DATA LINES =
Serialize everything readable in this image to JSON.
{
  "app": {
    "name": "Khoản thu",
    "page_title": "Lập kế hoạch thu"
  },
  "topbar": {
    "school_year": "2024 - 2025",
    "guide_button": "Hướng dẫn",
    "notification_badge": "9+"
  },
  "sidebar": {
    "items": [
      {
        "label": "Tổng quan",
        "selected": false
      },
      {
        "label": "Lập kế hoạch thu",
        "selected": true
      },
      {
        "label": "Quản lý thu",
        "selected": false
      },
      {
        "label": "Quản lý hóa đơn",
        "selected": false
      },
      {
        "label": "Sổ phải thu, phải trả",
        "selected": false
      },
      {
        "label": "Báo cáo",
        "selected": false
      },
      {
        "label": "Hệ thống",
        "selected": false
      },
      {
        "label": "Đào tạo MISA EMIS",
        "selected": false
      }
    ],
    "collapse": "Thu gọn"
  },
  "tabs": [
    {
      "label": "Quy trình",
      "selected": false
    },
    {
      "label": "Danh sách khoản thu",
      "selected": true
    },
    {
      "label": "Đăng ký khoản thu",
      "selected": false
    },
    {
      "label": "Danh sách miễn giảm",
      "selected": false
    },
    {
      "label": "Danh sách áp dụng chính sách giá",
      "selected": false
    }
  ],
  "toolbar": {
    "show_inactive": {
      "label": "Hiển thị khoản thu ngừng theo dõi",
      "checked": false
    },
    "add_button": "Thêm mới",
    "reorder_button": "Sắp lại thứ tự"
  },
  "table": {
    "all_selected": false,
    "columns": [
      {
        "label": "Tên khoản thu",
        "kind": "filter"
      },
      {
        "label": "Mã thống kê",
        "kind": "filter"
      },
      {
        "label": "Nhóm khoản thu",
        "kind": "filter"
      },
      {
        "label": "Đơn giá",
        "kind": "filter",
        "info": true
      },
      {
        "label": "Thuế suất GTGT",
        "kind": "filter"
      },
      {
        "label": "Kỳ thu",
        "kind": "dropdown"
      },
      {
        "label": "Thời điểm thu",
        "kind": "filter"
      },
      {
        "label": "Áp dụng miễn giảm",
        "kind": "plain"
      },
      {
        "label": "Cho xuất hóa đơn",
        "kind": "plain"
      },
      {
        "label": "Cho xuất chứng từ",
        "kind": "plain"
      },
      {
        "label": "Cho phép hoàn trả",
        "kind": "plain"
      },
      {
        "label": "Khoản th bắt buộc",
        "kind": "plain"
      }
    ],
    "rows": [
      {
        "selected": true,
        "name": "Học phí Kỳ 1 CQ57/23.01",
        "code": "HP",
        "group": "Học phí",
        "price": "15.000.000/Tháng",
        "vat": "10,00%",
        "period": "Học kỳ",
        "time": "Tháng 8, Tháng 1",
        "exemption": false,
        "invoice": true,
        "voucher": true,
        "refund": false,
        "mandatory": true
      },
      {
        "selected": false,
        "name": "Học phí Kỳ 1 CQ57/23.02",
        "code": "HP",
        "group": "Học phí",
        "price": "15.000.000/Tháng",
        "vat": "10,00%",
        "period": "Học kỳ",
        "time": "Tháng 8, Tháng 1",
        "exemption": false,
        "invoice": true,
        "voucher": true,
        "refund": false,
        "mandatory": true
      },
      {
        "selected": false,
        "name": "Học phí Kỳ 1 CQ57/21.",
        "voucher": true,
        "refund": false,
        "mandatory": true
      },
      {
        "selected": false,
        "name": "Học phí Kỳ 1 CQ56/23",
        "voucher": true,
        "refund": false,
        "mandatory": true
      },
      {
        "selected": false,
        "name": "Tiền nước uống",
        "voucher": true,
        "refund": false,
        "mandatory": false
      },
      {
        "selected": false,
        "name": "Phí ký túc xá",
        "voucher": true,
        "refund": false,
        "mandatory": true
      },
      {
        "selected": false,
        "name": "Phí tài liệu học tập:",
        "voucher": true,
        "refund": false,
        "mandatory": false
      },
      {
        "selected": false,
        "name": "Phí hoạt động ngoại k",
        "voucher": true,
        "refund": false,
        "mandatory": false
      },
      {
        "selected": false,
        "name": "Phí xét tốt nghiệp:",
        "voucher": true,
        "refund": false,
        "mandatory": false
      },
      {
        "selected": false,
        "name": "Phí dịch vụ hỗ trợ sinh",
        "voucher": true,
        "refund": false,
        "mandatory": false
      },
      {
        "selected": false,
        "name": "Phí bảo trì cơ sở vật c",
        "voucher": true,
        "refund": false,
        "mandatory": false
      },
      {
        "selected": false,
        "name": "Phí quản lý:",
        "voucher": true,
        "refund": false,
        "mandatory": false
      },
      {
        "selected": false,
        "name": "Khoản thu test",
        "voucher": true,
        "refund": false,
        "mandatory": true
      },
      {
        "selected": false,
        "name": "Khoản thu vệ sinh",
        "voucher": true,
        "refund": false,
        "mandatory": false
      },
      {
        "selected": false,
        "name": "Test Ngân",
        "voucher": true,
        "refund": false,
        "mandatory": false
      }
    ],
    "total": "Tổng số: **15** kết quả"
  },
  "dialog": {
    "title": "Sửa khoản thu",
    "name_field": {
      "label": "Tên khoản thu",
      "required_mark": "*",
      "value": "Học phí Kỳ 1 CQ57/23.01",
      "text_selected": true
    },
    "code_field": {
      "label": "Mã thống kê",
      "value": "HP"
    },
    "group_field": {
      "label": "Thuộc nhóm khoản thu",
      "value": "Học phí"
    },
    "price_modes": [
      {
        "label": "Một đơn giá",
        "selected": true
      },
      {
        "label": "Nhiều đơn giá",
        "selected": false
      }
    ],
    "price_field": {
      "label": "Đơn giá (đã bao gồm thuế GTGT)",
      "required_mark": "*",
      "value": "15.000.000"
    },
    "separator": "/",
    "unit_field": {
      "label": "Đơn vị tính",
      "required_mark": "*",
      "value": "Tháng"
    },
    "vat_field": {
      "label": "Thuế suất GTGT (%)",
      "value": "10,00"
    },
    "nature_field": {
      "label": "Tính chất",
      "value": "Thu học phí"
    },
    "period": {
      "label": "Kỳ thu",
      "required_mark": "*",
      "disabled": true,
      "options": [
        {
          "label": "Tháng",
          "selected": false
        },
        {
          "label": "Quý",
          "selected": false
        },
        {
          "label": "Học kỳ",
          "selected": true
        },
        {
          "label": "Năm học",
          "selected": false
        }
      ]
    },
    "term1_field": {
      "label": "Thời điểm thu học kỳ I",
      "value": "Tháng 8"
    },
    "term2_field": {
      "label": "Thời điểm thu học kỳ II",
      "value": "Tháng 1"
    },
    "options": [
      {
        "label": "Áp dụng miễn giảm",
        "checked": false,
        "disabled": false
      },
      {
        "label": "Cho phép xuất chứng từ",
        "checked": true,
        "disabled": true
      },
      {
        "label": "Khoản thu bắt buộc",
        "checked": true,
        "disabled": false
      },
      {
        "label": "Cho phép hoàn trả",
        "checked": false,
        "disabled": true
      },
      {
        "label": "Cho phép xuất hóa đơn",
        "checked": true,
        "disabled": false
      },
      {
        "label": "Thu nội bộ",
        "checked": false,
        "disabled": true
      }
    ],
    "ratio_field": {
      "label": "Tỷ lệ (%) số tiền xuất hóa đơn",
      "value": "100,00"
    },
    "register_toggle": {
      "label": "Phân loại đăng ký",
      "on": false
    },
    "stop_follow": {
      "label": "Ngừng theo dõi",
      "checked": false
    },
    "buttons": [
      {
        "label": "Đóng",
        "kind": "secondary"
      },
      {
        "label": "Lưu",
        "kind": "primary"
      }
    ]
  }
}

WHAT YOU NEED TO DO =
Copy out every entry again, exactly as it was given.

EXERCISE RESULT =
Serialize everything readable in this image to JSON.
{
  "app": {
    "name": "Khoản thu",
    "page_title": "Lập kế hoạch thu"
  },
  "topbar": {
    "school_year": "2024 - 2025",
    "guide_button": "Hướng dẫn",
    "notification_badge": "9+"
  },
  "sidebar": {
    "items": [
      {
        "label": "Tổng quan",
        "selected": false
      },
      {
        "label": "Lập kế hoạch thu",
        "selected": true
      },
      {
        "label": "Quản lý thu",
        "selected": false
      },
      {
        "label": "Quản lý hóa đơn",
        "selected": false
      },
      {
        "label": "Sổ phải thu, phải trả",
        "selected": false
      },
      {
        "label": "Báo cáo",
        "selected": false
      },
      {
        "label": "Hệ thống",
        "selected": false
      },
      {
        "label": "Đào tạo MISA EMIS",
        "selected": false
      }
    ],
    "collapse": "Thu gọn"
  },
  "tabs": [
    {
      "label": "Quy trình",
      "selected": false
    },
    {
      "label": "Danh sách khoản thu",
      "selected": true
    },
    {
      "label": "Đăng ký khoản thu",
      "selected": false
    },
    {
      "label": "Danh sách miễn giảm",
      "selected": false
    },
    {
      "label": "Danh sách áp dụng chính sách giá",
      "selected": false
    }
  ],
  "toolbar": {
    "show_inactive": {
      "label": "Hiển thị khoản thu ngừng theo dõi",
      "checked": false
    },
    "add_button": "Thêm mới",
    "reorder_button": "Sắp lại thứ tự"
  },
  "table": {
    "all_selected": false,
    "columns": [
      {
        "label": "Tên khoản thu",
        "kind": "filter"
      },
      {
        "label": "Mã thống kê",
        "kind": "filter"
      },
      {
        "label": "Nhóm khoản thu",
        "kind": "filter"
      },
      {
        "label": "Đơn giá",
        "kind": "filter",
        "info": true
      },
      {
        "label": "Thuế suất GTGT",
        "kind": "filter"
      },
      {
        "label": "Kỳ thu",
        "kind": "dropdown"
      },
      {
        "label": "Thời điểm thu",
        "kind": "filter"
      },
      {
        "label": "Áp dụng miễn giảm",
        "kind": "plain"
      },
      {
        "label": "Cho xuất hóa đơn",
        "kind": "plain"
      },
      {
        "label": "Cho xuất chứng từ",
        "kind": "plain"
      },
      {
        "label": "Cho phép hoàn trả",
        "kind": "plain"
      },
      {
        "label": "Khoản th bắt buộc",
        "kind": "plain"
      }
    ],
    "rows": [
      {
        "selected": true,
        "name": "Học phí Kỳ 1 CQ57/23.01",
        "code": "HP",
        "group": "Học phí",
        "price": "15.000.000/Tháng",
        "vat": "10,00%",
        "period": "Học kỳ",
        "time": "Tháng 8, Tháng 1",
        "exemption": false,
        "invoice": true,
        "voucher": true,
        "refund": false,
        "mandatory": true
      },
      {
        "selected": false,
        "name": "Học phí Kỳ 1 CQ57/23.02",
        "code": "HP",
        "group": "Học phí",
        "price": "15.000.000/Tháng",
        "vat": "10,00%",
        "period": "Học kỳ",
        "time": "Tháng 8, Tháng 1",
        "exemption": false,
        "invoice": true,
        "voucher": true,
        "refund": false,
        "mandatory": true
      },
      {
        "selected": false,
        "name": "Học phí Kỳ 1 CQ57/21.",
        "voucher": true,
        "refund": false,
        "mandatory": true
      },
      {
        "selected": false,
        "name": "Học phí Kỳ 1 CQ56/23",
        "voucher": true,
        "refund": false,
        "mandatory": true
      },
      {
        "selected": false,
        "name": "Tiền nước uống",
        "voucher": true,
        "refund": false,
        "mandatory": false
      },
      {
        "selected": false,
        "name": "Phí ký túc xá",
        "voucher": true,
        "refund": false,
        "mandatory": true
      },
      {
        "selected": false,
        "name": "Phí tài liệu học tập:",
        "voucher": true,
        "refund": false,
        "mandatory": false
      },
      {
        "selected": false,
        "name": "Phí hoạt động ngoại k",
        "voucher": true,
        "refund": false,
        "mandatory": false
      },
      {
        "selected": false,
        "name": "Phí xét tốt nghiệp:",
        "voucher": true,
        "refund": false,
        "mandatory": false
      },
      {
        "selected": false,
        "name": "Phí dịch vụ hỗ trợ sinh",
        "voucher": true,
        "refund": false,
        "mandatory": false
      },
      {
        "selected": false,
        "name": "Phí bảo trì cơ sở vật c",
        "voucher": true,
        "refund": false,
        "mandatory": false
      },
      {
        "selected": false,
        "name": "Phí quản lý:",
        "voucher": true,
        "refund": false,
        "mandatory": false
      },
      {
        "selected": false,
        "name": "Khoản thu test",
        "voucher": true,
        "refund": false,
        "mandatory": true
      },
      {
        "selected": false,
        "name": "Khoản thu vệ sinh",
        "voucher": true,
        "refund": false,
        "mandatory": false
      },
      {
        "selected": false,
        "name": "Test Ngân",
        "voucher": true,
        "refund": false,
        "mandatory": false
      }
    ],
    "total": "Tổng số: **15** kết quả"
  },
  "dialog": {
    "title": "Sửa khoản thu",
    "name_field": {
      "label": "Tên khoản thu",
      "required_mark": "*",
      "value": "Học phí Kỳ 1 CQ57/23.01",
      "text_selected": true
    },
    "code_field": {
      "label": "Mã thống kê",
      "value": "HP"
    },
    "group_field": {
      "label": "Thuộc nhóm khoản thu",
      "value": "Học phí"
    },
    "price_modes": [
      {
        "label": "Một đơn giá",
        "selected": true
      },
      {
        "label": "Nhiều đơn giá",
        "selected": false
      }
    ],
    "price_field": {
      "label": "Đơn giá (đã bao gồm thuế GTGT)",
      "required_mark": "*",
      "value": "15.000.000"
    },
    "separator": "/",
    "unit_field": {
      "label": "Đơn vị tính",
      "required_mark": "*",
      "value": "Tháng"
    },
    "vat_field": {
      "label": "Thuế suất GTGT (%)",
      "value": "10,00"
    },
    "nature_field": {
      "label": "Tính chất",
      "value": "Thu học phí"
    },
    "period": {
      "label": "Kỳ thu",
      "required_mark": "*",
      "disabled": true,
      "options": [
        {
          "label": "Tháng",
          "selected": false
        },
        {
          "label": "Quý",
          "selected": false
        },
        {
          "label": "Học kỳ",
          "selected": true
        },
        {
          "label": "Năm học",
          "selected": false
        }
      ]
    },
    "term1_field": {
      "label": "Thời điểm thu học kỳ I",
      "value": "Tháng 8"
    },
    "term2_field": {
      "label": "Thời điểm thu học kỳ II",
      "value": "Tháng 1"
    },
    "options": [
      {
        "label": "Áp dụng miễn giảm",
        "checked": false,
        "disabled": false
      },
      {
        "label": "Cho phép xuất chứng từ",
        "checked": true,
        "disabled": true
      },
      {
        "label": "Khoản thu bắt buộc",
        "checked": true,
        "disabled": false
      },
      {
        "label": "Cho phép hoàn trả",
        "checked": false,
        "disabled": true
      },
      {
        "label": "Cho phép xuất hóa đơn",
        "checked": true,
        "disabled": false
      },
      {
        "label": "Thu nội bộ",
        "checked": false,
        "disabled": true
      }
    ],
    "ratio_field": {
      "label": "Tỷ lệ (%) số tiền xuất hóa đơn",
      "value": "100,00"
    },
    "register_toggle": {
      "label": "Phân loại đăng ký",
      "on": false
    },
    "stop_follow": {
      "label": "Ngừng theo dõi",
      "checked": false
    },
    "buttons": [
      {
        "label": "Đóng",
        "kind": "secondary"
      },
      {
        "label": "Lưu",
        "kind": "primary"
      }
    ]
  }
}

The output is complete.